### TAREFA PEDIDA
No artigo sobre a Meta, reescreva de forma mais curta o parágrafo que começa por "A Meta não aplicará esta utilização de dados", mantendo os factos principais.

### TRECHO APRESENTADO

Oiça este artigo aqui:
A Meta anunciou que vai começar a utilizar as interações que os utilizadores têm com os seus chatbots de inteligência artificial para personalizar anúncios no Facebook, Instagram e Messenger.
A mudança levantou polémica, sobretudo devido à utilização de dados conversacionais para fins publicitários, algo que não será aplicado na União Europeia, onde as regras de privacidade são mais restritivas.
Segundo a empresa, quando um utilizador escrever, por exemplo, “gosto muito de caminhadas” ao perguntar por equipamentos de trekking, essa informação poderá orientar a exibição de anúncios sobre desporto e aventura.
A Meta garante que só usará dados fornecidos durante interações “diretas e explícitas” com o Meta AI e que não irá analisar mensagens privadas entre utilizadores.
A personalização baseada em IA será aplicada ao Facebook, Instagram, Messenger e Threads (de forma limitada). O WhatsApp fica excluído deste modelo.
UE e EEE não vão ter esta funcionalidade
A Meta não aplicará esta utilização de dados nos países da União Europeia, nem nos países do Espaço Económico Europeu, devido às exigências do Regulamento Geral sobre a Proteção de Dados e às regras reforçadas pelo Digital Markets Act. Isto significa que nenhum utilizador europeu verá a sua publicidade personalizada com base em conversas com o chatbot da Meta.
A Meta explica ainda que o novo sistema está alinhado com o seu compromisso de “maior transparência e escolha”, embora especialistas em privacidade alertem para riscos acrescidos na utilização de dados sensíveis extraídos do discurso natural dos utilizadores.
A tecnológica assegura que os utilizadores poderão apagar as conversas nas ferramentas de IA e que estas exclusões serão respeitadas no treino de modelos e na personalização publicitária.
Aposta na IA generativa
A plataforma tem vindo a expandir o Meta AI para mais países e a integrar ferramentas de geração de imagens e texto em todas as apps. A utilização comercial das conversas é vista como o próximo passo para monetizar estas funcionalidades, embora limitado por regulamentos de privacidade mais rigorosos na Europa.

### Dados para compreensão de documentos
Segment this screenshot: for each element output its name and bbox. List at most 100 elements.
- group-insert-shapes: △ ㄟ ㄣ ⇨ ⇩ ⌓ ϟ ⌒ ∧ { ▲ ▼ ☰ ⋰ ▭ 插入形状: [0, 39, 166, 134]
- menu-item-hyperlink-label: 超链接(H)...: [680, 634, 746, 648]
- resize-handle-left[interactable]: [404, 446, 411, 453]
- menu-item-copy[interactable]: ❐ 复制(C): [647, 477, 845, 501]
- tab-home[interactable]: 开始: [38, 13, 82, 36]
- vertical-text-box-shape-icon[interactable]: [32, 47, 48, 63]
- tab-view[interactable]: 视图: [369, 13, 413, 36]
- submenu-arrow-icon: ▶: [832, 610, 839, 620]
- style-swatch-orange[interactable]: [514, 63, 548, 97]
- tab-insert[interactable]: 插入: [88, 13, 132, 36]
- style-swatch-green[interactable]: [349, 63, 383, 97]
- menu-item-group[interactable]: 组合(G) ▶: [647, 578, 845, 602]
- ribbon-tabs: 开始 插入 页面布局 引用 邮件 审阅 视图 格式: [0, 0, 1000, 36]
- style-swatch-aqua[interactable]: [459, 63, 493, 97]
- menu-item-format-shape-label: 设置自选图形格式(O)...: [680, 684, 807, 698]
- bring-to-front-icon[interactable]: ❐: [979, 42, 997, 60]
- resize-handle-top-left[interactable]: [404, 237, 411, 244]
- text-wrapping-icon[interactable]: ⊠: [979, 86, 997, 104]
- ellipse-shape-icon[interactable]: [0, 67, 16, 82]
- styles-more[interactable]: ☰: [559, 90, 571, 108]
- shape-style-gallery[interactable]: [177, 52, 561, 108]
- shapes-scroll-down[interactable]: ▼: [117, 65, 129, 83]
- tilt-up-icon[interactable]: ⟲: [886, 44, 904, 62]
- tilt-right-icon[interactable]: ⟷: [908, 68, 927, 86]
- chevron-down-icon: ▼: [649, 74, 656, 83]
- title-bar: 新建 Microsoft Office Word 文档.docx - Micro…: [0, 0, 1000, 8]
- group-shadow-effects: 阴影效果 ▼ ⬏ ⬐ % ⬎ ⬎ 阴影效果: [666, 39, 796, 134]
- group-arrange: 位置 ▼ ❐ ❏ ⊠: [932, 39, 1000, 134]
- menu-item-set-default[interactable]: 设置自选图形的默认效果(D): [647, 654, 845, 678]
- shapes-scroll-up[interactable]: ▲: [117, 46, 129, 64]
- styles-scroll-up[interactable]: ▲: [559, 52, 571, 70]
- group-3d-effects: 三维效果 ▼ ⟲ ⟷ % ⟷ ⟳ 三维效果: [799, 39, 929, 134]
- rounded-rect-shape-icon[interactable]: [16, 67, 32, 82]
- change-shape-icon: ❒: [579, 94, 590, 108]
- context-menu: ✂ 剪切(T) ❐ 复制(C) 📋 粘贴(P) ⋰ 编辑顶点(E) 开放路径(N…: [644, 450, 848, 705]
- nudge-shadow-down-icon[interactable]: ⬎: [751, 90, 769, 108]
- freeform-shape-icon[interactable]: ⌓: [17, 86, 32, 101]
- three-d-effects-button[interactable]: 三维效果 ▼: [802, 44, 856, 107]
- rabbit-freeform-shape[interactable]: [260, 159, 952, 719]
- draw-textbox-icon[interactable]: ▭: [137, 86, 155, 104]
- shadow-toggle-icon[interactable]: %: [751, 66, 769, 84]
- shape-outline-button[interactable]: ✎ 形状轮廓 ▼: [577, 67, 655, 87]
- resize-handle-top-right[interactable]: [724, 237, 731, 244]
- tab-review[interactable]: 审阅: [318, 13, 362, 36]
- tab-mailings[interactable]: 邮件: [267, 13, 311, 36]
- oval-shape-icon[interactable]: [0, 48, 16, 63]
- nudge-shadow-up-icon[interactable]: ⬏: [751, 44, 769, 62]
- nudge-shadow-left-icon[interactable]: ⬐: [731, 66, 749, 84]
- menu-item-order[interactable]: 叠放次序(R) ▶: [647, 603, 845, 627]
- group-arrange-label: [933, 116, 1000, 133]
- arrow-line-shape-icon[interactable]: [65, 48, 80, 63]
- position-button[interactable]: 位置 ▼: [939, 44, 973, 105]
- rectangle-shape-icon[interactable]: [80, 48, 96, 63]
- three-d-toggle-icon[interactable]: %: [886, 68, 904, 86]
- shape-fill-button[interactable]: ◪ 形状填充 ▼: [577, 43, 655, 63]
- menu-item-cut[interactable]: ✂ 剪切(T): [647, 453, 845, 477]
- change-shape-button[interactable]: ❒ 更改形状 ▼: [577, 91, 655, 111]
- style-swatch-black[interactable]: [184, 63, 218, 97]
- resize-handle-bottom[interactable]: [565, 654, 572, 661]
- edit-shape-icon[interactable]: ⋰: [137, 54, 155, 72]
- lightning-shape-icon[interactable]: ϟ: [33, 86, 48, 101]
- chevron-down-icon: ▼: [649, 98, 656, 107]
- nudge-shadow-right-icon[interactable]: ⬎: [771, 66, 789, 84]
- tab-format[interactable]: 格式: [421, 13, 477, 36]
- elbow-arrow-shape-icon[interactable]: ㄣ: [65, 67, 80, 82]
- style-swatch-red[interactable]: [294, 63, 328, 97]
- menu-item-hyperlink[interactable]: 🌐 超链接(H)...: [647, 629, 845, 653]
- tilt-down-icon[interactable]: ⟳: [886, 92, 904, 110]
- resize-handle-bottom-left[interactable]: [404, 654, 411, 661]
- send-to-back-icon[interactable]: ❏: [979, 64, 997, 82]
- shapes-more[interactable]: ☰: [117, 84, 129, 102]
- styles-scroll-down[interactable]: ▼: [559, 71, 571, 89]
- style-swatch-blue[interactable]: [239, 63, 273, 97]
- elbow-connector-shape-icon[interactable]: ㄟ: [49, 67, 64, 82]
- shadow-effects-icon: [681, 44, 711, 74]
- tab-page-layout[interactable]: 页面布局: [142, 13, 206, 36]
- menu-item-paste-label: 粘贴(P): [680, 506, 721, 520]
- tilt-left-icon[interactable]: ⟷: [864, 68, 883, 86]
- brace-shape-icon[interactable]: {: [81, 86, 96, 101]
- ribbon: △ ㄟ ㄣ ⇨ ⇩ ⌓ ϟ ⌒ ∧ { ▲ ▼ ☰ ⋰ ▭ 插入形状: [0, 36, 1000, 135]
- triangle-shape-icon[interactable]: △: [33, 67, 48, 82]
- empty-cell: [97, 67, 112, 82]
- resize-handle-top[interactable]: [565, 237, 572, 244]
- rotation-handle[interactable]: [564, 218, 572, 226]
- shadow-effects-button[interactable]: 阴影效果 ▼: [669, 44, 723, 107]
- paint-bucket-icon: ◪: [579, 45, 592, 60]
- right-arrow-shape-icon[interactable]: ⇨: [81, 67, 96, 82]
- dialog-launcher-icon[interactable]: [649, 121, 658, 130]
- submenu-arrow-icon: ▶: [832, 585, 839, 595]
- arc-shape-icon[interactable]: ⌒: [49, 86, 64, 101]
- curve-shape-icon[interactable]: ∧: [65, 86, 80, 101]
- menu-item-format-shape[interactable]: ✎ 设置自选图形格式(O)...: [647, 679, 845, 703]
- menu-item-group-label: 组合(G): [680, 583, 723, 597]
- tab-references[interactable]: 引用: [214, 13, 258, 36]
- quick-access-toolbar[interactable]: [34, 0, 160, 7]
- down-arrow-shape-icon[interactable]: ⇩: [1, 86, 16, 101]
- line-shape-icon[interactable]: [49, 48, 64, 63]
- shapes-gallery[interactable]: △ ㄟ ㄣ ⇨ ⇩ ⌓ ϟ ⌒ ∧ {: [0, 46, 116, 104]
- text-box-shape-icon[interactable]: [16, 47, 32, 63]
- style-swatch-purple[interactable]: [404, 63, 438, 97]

### RESULTADO
Na União Europeia e no Espaço Económico Europeu, a Meta não vai usar as conversas com o seu chatbot para personalizar anúncios. A razão são as exigências do Regulamento Geral sobre a Proteção de Dados e as regras do Digital Markets Act. Assim, nenhum utilizador europeu terá publicidade personalizada com base nessas conversas.